--- MATERIAL SUPPLIED ---
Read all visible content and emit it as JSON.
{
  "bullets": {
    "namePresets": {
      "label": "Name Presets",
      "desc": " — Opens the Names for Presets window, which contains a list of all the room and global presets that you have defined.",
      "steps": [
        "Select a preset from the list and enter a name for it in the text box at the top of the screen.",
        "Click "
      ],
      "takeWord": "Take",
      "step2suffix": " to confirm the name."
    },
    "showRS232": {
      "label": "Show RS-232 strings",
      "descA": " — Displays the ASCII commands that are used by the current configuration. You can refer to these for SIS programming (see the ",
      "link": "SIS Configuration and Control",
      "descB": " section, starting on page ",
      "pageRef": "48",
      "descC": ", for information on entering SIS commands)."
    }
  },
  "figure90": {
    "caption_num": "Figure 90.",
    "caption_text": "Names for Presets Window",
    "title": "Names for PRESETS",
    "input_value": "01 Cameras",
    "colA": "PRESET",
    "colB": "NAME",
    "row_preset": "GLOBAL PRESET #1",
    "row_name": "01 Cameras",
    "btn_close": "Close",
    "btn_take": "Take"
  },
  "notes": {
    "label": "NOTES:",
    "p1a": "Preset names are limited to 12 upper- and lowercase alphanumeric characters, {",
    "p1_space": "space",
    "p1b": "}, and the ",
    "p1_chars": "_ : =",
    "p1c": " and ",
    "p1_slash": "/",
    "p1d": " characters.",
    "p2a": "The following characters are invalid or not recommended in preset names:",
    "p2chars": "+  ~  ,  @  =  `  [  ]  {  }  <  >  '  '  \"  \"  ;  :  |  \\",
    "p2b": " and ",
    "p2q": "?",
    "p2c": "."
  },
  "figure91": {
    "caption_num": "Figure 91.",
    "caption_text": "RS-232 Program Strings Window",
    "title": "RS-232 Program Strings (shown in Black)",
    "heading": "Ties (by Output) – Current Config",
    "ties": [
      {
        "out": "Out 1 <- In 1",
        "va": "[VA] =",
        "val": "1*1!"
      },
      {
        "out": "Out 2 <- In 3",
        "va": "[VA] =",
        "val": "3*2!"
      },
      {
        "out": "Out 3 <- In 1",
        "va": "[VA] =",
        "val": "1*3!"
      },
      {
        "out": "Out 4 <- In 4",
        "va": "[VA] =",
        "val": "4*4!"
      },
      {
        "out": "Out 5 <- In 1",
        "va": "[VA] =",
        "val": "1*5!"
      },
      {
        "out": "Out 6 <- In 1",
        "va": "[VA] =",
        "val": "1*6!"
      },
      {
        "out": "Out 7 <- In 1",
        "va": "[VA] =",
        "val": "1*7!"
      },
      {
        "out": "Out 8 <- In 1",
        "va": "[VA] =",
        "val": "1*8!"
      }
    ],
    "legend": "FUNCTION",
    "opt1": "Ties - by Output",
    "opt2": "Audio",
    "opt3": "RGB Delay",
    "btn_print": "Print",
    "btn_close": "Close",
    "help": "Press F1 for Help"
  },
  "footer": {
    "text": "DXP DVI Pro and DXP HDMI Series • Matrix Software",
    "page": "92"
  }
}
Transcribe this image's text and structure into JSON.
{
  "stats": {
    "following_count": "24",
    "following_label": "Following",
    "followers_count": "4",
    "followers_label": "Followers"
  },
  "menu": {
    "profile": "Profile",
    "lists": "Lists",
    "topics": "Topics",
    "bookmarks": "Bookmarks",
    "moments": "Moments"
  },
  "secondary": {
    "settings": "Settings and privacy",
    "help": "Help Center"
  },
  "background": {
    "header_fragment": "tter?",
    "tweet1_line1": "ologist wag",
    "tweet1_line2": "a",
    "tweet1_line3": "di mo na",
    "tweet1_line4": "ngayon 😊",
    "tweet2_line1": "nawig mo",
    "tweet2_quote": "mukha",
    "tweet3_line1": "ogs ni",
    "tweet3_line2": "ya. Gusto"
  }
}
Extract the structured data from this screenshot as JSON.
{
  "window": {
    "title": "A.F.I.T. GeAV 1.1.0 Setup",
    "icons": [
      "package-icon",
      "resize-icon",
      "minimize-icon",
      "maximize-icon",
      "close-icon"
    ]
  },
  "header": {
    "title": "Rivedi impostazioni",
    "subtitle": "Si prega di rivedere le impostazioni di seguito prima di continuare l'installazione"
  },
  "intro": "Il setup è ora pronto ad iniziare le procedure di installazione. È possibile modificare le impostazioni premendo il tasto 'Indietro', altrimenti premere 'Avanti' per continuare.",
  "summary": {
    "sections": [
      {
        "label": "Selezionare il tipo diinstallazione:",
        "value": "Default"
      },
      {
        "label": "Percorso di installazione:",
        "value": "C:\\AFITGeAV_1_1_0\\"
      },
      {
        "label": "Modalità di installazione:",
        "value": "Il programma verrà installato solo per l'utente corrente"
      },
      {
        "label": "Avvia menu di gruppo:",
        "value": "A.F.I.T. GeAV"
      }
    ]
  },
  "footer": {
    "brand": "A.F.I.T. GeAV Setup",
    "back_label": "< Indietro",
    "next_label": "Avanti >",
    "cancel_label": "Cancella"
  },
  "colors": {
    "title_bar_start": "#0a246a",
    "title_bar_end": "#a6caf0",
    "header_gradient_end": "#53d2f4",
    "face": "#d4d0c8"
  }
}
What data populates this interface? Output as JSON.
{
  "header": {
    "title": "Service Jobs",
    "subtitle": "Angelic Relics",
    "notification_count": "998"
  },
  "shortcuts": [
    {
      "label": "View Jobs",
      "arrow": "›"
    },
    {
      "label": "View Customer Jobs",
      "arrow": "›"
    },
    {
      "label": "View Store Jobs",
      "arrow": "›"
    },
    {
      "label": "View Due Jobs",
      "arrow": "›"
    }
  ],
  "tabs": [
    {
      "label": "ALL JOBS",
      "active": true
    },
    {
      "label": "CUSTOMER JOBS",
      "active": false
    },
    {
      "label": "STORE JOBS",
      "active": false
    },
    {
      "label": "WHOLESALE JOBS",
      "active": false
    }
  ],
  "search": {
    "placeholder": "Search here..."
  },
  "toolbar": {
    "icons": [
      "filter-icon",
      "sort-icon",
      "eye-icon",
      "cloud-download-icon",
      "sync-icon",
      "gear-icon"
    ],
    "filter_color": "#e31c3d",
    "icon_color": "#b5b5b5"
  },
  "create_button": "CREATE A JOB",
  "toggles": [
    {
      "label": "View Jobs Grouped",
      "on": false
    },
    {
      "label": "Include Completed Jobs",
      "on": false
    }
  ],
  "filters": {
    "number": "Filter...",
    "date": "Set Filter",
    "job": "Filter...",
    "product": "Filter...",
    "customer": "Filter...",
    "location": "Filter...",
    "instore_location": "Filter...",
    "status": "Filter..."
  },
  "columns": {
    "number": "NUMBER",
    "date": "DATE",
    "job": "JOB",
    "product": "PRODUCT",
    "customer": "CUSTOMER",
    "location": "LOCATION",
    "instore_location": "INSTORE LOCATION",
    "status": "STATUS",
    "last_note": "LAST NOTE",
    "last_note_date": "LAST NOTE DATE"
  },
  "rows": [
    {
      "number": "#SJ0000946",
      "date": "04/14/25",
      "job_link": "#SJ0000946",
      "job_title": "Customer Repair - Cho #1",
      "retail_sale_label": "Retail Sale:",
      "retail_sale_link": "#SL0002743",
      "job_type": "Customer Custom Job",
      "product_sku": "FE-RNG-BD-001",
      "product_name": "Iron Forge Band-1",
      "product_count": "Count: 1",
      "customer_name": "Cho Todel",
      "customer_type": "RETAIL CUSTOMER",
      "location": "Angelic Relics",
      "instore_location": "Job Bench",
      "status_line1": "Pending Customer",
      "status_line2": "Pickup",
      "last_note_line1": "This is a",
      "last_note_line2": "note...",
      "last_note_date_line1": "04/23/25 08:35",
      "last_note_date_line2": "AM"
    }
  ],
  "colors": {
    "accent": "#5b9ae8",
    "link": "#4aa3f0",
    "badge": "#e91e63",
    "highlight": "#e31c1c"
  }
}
---
### GIVEN REQUEST
Search the entries for the word "Angelic" and pick out every line that holds it.

### THE SOLUTION
    "subtitle": "Angelic Relics",
      "location": "Angelic Relics",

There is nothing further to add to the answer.